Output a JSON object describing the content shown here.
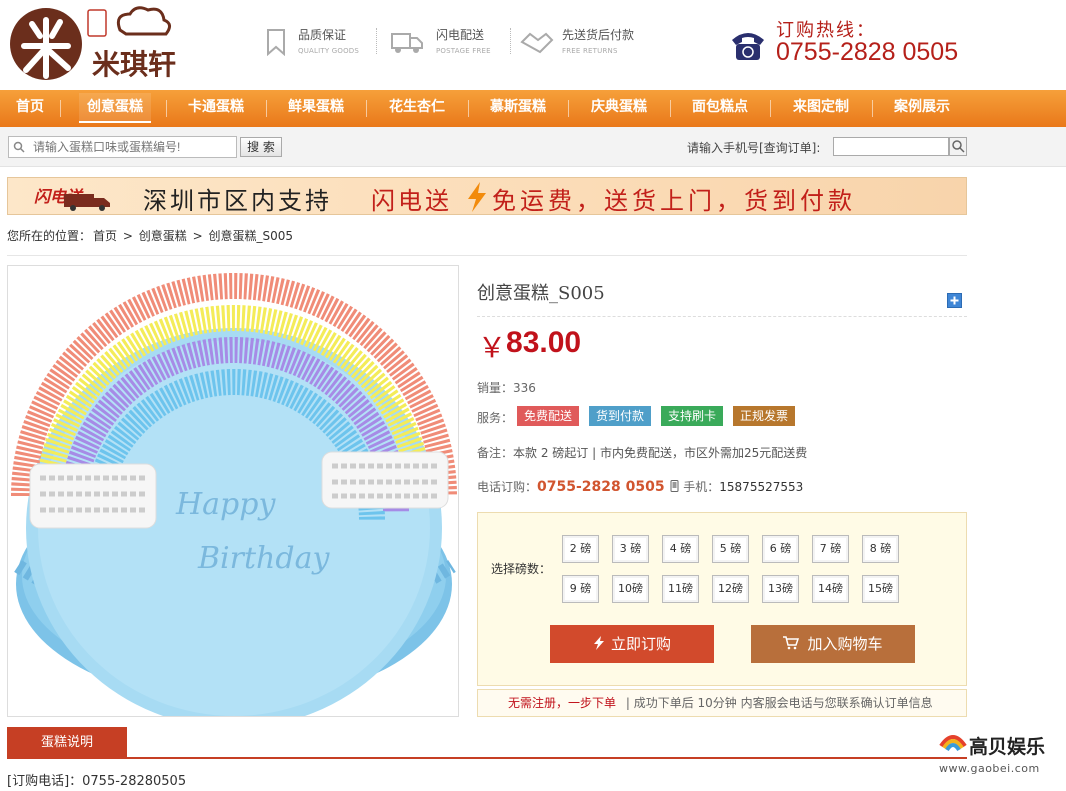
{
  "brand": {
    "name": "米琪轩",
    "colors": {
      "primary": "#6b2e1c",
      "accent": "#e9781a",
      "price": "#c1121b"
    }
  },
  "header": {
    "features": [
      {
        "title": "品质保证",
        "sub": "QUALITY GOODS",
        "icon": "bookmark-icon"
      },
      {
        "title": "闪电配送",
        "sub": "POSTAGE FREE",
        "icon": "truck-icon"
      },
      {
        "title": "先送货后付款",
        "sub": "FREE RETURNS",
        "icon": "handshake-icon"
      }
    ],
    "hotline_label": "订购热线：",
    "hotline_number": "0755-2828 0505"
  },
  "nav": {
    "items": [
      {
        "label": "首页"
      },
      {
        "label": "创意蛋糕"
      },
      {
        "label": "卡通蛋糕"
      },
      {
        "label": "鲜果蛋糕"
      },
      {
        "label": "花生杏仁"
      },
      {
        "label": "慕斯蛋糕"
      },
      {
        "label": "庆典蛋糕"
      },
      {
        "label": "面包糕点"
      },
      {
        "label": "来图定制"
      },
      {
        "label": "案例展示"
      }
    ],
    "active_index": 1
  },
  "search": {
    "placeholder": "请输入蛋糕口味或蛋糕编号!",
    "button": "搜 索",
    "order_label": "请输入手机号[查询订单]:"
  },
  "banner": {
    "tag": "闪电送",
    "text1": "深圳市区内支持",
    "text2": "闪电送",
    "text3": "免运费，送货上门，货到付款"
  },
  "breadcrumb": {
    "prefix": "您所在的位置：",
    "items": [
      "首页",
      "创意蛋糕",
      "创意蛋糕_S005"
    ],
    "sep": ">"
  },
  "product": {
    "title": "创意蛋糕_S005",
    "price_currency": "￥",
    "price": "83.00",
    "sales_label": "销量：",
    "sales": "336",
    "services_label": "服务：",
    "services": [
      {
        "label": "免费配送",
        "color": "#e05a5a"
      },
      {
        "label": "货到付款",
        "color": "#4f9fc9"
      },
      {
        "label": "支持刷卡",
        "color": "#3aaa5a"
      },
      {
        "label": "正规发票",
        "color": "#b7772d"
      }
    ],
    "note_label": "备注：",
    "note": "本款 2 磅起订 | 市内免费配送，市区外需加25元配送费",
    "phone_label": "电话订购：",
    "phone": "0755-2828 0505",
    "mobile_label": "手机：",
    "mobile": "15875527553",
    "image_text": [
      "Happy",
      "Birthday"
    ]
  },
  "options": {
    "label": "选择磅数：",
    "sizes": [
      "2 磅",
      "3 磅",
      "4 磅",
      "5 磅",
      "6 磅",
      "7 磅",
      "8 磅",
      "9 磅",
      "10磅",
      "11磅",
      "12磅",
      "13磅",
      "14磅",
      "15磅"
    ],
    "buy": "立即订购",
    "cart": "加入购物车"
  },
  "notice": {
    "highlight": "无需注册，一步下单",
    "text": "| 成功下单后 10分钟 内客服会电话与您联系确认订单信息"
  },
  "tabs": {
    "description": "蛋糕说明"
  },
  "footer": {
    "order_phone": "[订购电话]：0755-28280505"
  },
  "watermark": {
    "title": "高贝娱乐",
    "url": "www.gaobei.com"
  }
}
++++++
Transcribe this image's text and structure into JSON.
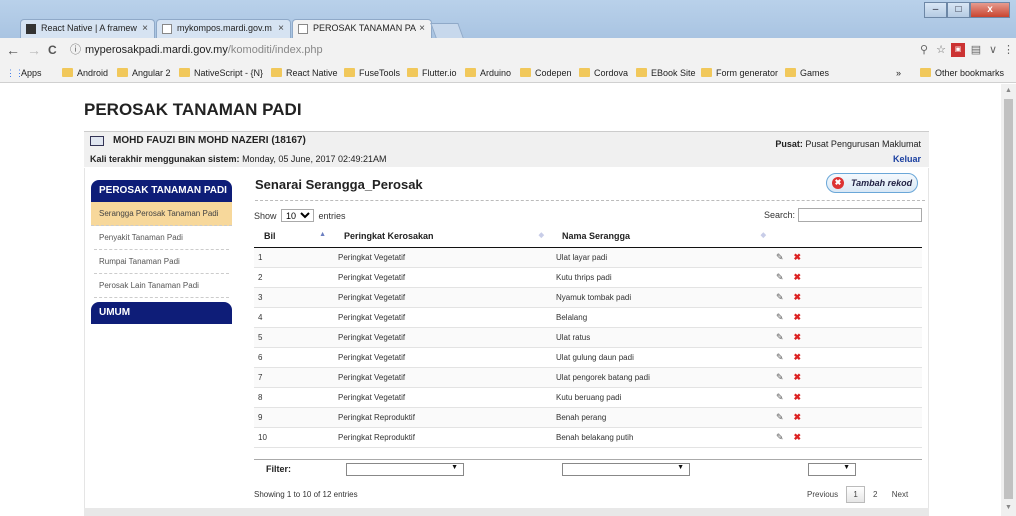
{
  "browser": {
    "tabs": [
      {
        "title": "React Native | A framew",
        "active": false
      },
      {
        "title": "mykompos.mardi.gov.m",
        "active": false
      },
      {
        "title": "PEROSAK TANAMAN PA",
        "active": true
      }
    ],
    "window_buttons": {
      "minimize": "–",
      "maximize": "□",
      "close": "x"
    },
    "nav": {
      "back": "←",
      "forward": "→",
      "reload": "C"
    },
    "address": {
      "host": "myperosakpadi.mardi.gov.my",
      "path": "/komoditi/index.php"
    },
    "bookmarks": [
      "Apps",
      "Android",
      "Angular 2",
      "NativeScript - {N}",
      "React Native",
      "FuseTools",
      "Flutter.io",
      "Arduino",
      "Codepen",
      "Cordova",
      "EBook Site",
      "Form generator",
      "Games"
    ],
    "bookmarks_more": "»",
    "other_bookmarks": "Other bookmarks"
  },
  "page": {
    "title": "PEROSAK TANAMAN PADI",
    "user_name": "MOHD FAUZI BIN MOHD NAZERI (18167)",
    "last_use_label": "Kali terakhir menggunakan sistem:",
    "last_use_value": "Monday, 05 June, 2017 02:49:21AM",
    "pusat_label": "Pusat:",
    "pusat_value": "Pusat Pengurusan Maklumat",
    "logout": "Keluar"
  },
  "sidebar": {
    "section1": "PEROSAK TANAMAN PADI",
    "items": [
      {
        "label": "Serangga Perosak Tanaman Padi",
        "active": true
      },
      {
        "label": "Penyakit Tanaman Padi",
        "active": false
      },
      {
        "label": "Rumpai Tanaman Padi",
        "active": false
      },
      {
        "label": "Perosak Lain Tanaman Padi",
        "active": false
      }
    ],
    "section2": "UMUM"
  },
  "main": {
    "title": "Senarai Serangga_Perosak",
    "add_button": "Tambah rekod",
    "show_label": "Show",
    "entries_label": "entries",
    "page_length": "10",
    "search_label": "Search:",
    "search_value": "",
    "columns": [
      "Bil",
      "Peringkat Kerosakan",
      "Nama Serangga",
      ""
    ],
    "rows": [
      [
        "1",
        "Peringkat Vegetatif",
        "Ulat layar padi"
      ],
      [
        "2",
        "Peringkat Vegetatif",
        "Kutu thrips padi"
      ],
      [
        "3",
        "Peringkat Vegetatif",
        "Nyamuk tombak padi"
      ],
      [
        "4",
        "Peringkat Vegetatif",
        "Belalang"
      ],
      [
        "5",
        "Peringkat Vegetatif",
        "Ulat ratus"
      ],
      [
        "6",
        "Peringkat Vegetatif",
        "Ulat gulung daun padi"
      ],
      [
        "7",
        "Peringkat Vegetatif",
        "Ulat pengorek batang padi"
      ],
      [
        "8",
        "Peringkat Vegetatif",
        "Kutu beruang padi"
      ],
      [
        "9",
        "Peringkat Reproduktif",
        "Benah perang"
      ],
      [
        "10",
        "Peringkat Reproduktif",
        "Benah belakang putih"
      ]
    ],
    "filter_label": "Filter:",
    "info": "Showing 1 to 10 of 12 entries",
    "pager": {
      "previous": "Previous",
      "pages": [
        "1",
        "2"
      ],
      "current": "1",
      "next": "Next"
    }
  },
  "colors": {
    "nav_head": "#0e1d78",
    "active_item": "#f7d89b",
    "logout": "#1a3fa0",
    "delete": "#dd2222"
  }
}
++++++
- _REQUIRED WORK_
Using the material above, report each line where "mardi" occurs.

- _COMPLETE RESPONSE_
        "title": "mykompos.mardi.gov.m",
      "host": "myperosakpadi.mardi.gov.my",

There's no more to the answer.